**Data extracted from a collection**
## Begin

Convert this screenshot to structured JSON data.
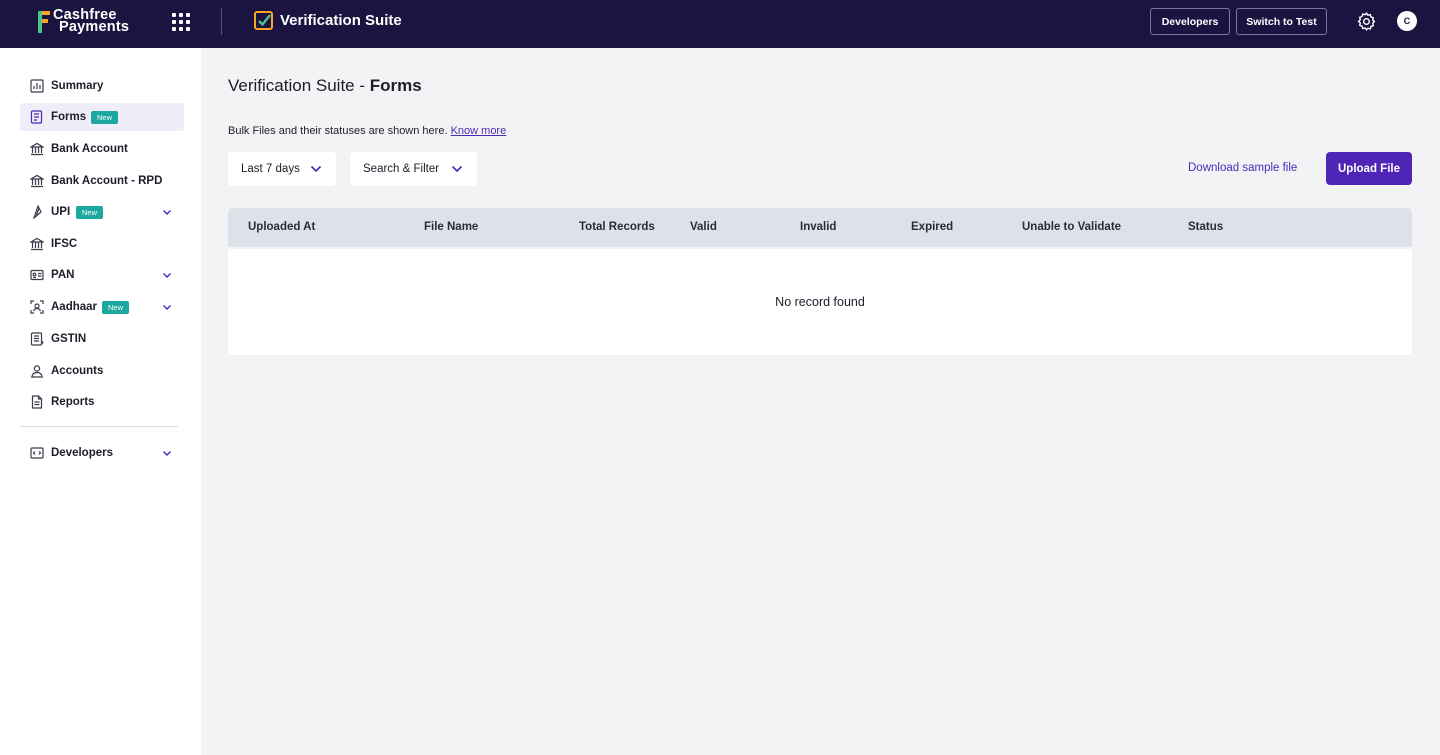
{
  "header": {
    "brand_line1": "Cashfree",
    "brand_line2": "Payments",
    "product_name": "Verification Suite",
    "developers_label": "Developers",
    "switch_label": "Switch to Test",
    "avatar_initial": "C",
    "brand_color": "#1b1340",
    "accent_color": "#4f25b5"
  },
  "sidebar": {
    "items": [
      {
        "label": "Summary",
        "icon": "chart-icon"
      },
      {
        "label": "Forms",
        "icon": "form-icon",
        "badge": "New",
        "active": true
      },
      {
        "label": "Bank Account",
        "icon": "bank-icon"
      },
      {
        "label": "Bank Account - RPD",
        "icon": "bank-icon"
      },
      {
        "label": "UPI",
        "icon": "upi-icon",
        "badge": "New",
        "expandable": true
      },
      {
        "label": "IFSC",
        "icon": "bank-icon"
      },
      {
        "label": "PAN",
        "icon": "id-card-icon",
        "expandable": true
      },
      {
        "label": "Aadhaar",
        "icon": "scan-icon",
        "badge": "New",
        "expandable": true
      },
      {
        "label": "GSTIN",
        "icon": "document-icon"
      },
      {
        "label": "Accounts",
        "icon": "user-icon"
      },
      {
        "label": "Reports",
        "icon": "report-icon"
      },
      {
        "label": "Developers",
        "icon": "code-icon",
        "expandable": true
      }
    ]
  },
  "main": {
    "title_prefix": "Verification Suite - ",
    "title_bold": "Forms",
    "description": "Bulk Files and their statuses are shown here.",
    "know_more": "Know more",
    "date_filter": "Last 7 days",
    "search_filter": "Search & Filter",
    "download_sample": "Download sample file",
    "upload_button": "Upload File",
    "table": {
      "columns": [
        "Uploaded At",
        "File Name",
        "Total Records",
        "Valid",
        "Invalid",
        "Expired",
        "Unable to Validate",
        "Status"
      ],
      "empty_message": "No record found"
    }
  }
}
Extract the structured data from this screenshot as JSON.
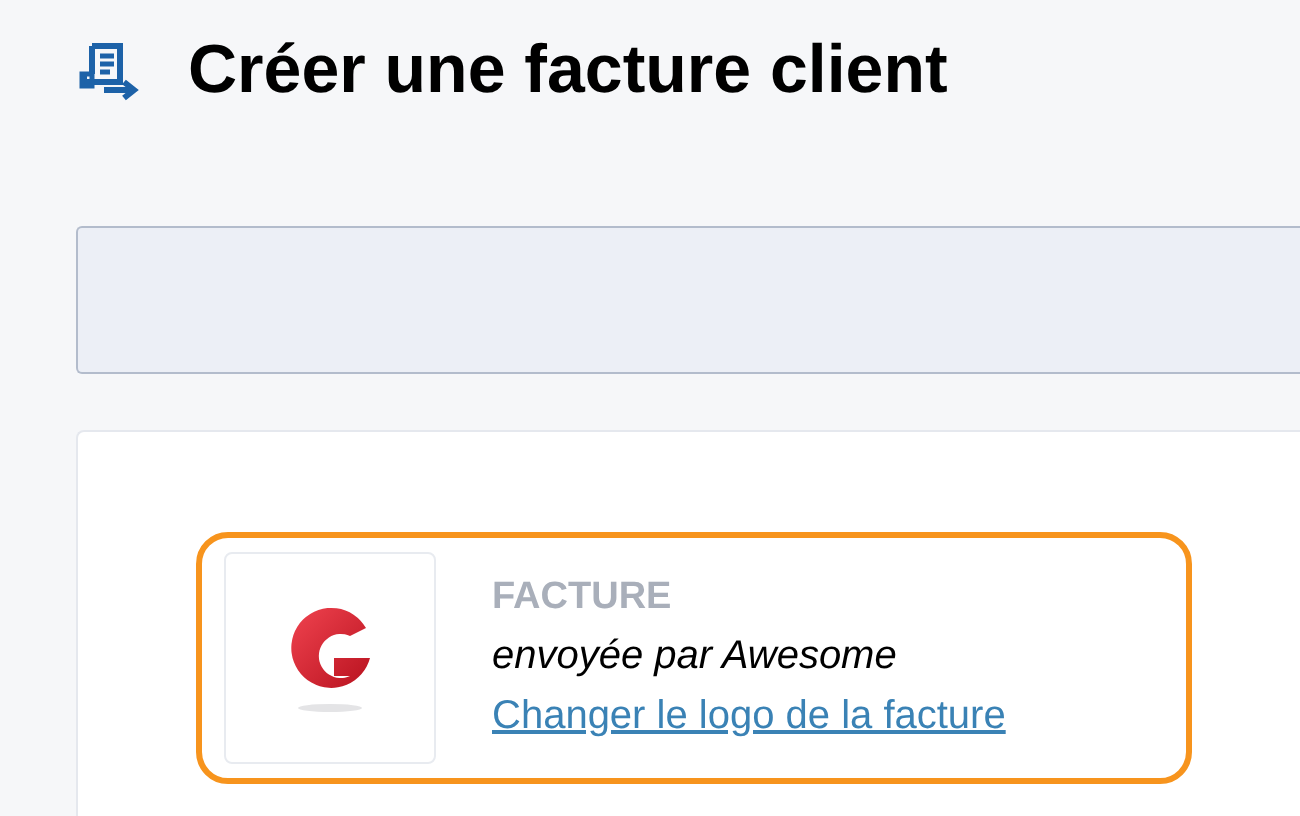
{
  "page": {
    "title": "Créer une facture client"
  },
  "invoice_header": {
    "label": "FACTURE",
    "sender": "envoyée par Awesome",
    "change_logo_link": "Changer le logo de la facture",
    "highlighted": true
  }
}
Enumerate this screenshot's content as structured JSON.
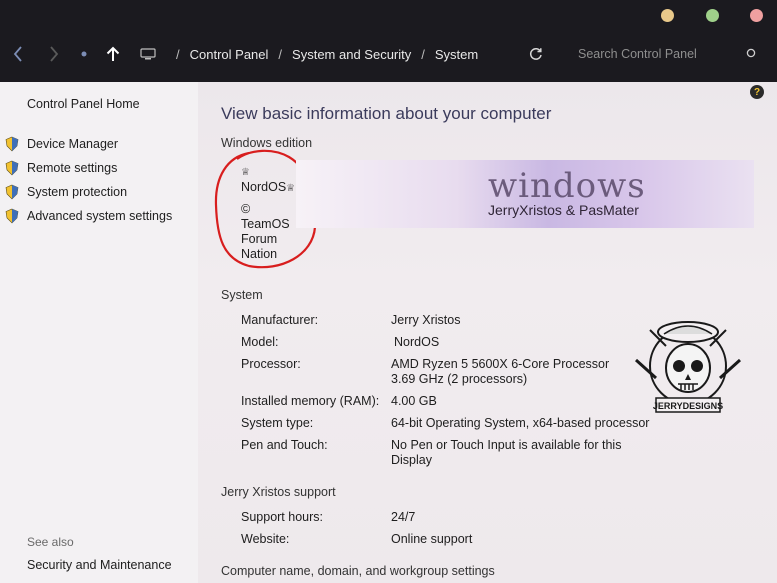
{
  "window": {
    "colors": {
      "minimize": "#e8c88a",
      "maximize": "#9fd08a",
      "close": "#f0a0a0"
    }
  },
  "toolbar": {
    "back_icon": "chevron-left-icon",
    "forward_icon": "chevron-right-icon",
    "up_icon": "arrow-up-icon",
    "refresh_icon": "refresh-icon",
    "breadcrumbs": [
      "Control Panel",
      "System and Security",
      "System"
    ],
    "search_placeholder": "Search Control Panel"
  },
  "sidebar": {
    "home": "Control Panel Home",
    "items": [
      {
        "label": "Device Manager",
        "icon": "shield-icon"
      },
      {
        "label": "Remote settings",
        "icon": "shield-icon"
      },
      {
        "label": "System protection",
        "icon": "shield-icon"
      },
      {
        "label": "Advanced system settings",
        "icon": "shield-icon"
      }
    ],
    "see_also": "See also",
    "see_also_link": "Security and Maintenance"
  },
  "main": {
    "title": "View basic information about your computer",
    "edition": {
      "heading": "Windows edition",
      "crown": "♕",
      "name": "NordOS",
      "copyright": "©",
      "owner_lines": [
        "TeamOS",
        "Forum",
        "Nation"
      ],
      "banner_logo": "windows",
      "banner_sub": "JerryXristos & PasMater"
    },
    "system": {
      "heading": "System",
      "rows": [
        {
          "label": "Manufacturer:",
          "value": "Jerry Xristos"
        },
        {
          "label": "Model:",
          "value": "NordOS"
        },
        {
          "label": "Processor:",
          "value": "AMD Ryzen 5 5600X 6-Core Processor",
          "value2": "3.69 GHz  (2 processors)"
        },
        {
          "label": "Installed memory (RAM):",
          "value": "4.00 GB"
        },
        {
          "label": "System type:",
          "value": "64-bit Operating System, x64-based processor"
        },
        {
          "label": "Pen and Touch:",
          "value": "No Pen or Touch Input is available for this",
          "value2": "Display"
        }
      ],
      "logo_text": "JERRYDESIGNS"
    },
    "support": {
      "heading": "Jerry Xristos support",
      "rows": [
        {
          "label": "Support hours:",
          "value": "24/7"
        },
        {
          "label": "Website:",
          "value": "Online support"
        }
      ]
    },
    "computer_heading": "Computer name, domain, and workgroup settings",
    "help": "?"
  }
}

## End

**Exercise requirements**
Drop the images and repeat the data exactly.

**Expected answer**
Convert this screenshot to structured JSON data.
{
  "header": {
    "brand_line1": "Cashfree",
    "brand_line2": "Payments",
    "product_name": "Verification Suite",
    "developers_label": "Developers",
    "switch_label": "Switch to Test",
    "avatar_initial": "C",
    "brand_color": "#1b1340",
    "accent_color": "#4f25b5"
  },
  "sidebar": {
    "items": [
      {
        "label": "Summary",
        "icon": "chart-icon"
      },
      {
        "label": "Forms",
        "icon": "form-icon",
        "badge": "New",
        "active": true
      },
      {
        "label": "Bank Account",
        "icon": "bank-icon"
      },
      {
        "label": "Bank Account - RPD",
        "icon": "bank-icon"
      },
      {
        "label": "UPI",
        "icon": "upi-icon",
        "badge": "New",
        "expandable": true
      },
      {
        "label": "IFSC",
        "icon": "bank-icon"
      },
      {
        "label": "PAN",
        "icon": "id-card-icon",
        "expandable": true
      },
      {
        "label": "Aadhaar",
        "icon": "scan-icon",
        "badge": "New",
        "expandable": true
      },
      {
        "label": "GSTIN",
        "icon": "document-icon"
      },
      {
        "label": "Accounts",
        "icon": "user-icon"
      },
      {
        "label": "Reports",
        "icon": "report-icon"
      },
      {
        "label": "Developers",
        "icon": "code-icon",
        "expandable": true
      }
    ]
  },
  "main": {
    "title_prefix": "Verification Suite - ",
    "title_bold": "Forms",
    "description": "Bulk Files and their statuses are shown here.",
    "know_more": "Know more",
    "date_filter": "Last 7 days",
    "search_filter": "Search & Filter",
    "download_sample": "Download sample file",
    "upload_button": "Upload File",
    "table": {
      "columns": [
        "Uploaded At",
        "File Name",
        "Total Records",
        "Valid",
        "Invalid",
        "Expired",
        "Unable to Validate",
        "Status"
      ],
      "empty_message": "No record found"
    }
  }
}
Extract the structured data from this screenshot as JSON.
{
  "page": {
    "title": "Créer une facture client"
  },
  "invoice_header": {
    "label": "FACTURE",
    "sender": "envoyée par Awesome",
    "change_logo_link": "Changer le logo de la facture",
    "highlighted": true
  }
}
Enumerate this screenshot's content as structured JSON.
{
  "window": {
    "colors": {
      "minimize": "#e8c88a",
      "maximize": "#9fd08a",
      "close": "#f0a0a0"
    }
  },
  "toolbar": {
    "back_icon": "chevron-left-icon",
    "forward_icon": "chevron-right-icon",
    "up_icon": "arrow-up-icon",
    "refresh_icon": "refresh-icon",
    "breadcrumbs": [
      "Control Panel",
      "System and Security",
      "System"
    ],
    "search_placeholder": "Search Control Panel"
  },
  "sidebar": {
    "home": "Control Panel Home",
    "items": [
      {
        "label": "Device Manager",
        "icon": "shield-icon"
      },
      {
        "label": "Remote settings",
        "icon": "shield-icon"
      },
      {
        "label": "System protection",
        "icon": "shield-icon"
      },
      {
        "label": "Advanced system settings",
        "icon": "shield-icon"
      }
    ],
    "see_also": "See also",
    "see_also_link": "Security and Maintenance"
  },
  "main": {
    "title": "View basic information about your computer",
    "edition": {
      "heading": "Windows edition",
      "crown": "♕",
      "name": "NordOS",
      "copyright": "©",
      "owner_lines": [
        "TeamOS",
        "Forum",
        "Nation"
      ],
      "banner_logo": "windows",
      "banner_sub": "JerryXristos & PasMater"
    },
    "system": {
      "heading": "System",
      "rows": [
        {
          "label": "Manufacturer:",
          "value": "Jerry Xristos"
        },
        {
          "label": "Model:",
          "value": "NordOS"
        },
        {
          "label": "Processor:",
          "value": "AMD Ryzen 5 5600X 6-Core Processor",
          "value2": "3.69 GHz  (2 processors)"
        },
        {
          "label": "Installed memory (RAM):",
          "value": "4.00 GB"
        },
        {
          "label": "System type:",
          "value": "64-bit Operating System, x64-based processor"
        },
        {
          "label": "Pen and Touch:",
          "value": "No Pen or Touch Input is available for this",
          "value2": "Display"
        }
      ],
      "logo_text": "JERRYDESIGNS"
    },
    "support": {
      "heading": "Jerry Xristos support",
      "rows": [
        {
          "label": "Support hours:",
          "value": "24/7"
        },
        {
          "label": "Website:",
          "value": "Online support"
        }
      ]
    },
    "computer_heading": "Computer name, domain, and workgroup settings",
    "help": "?"
  }
}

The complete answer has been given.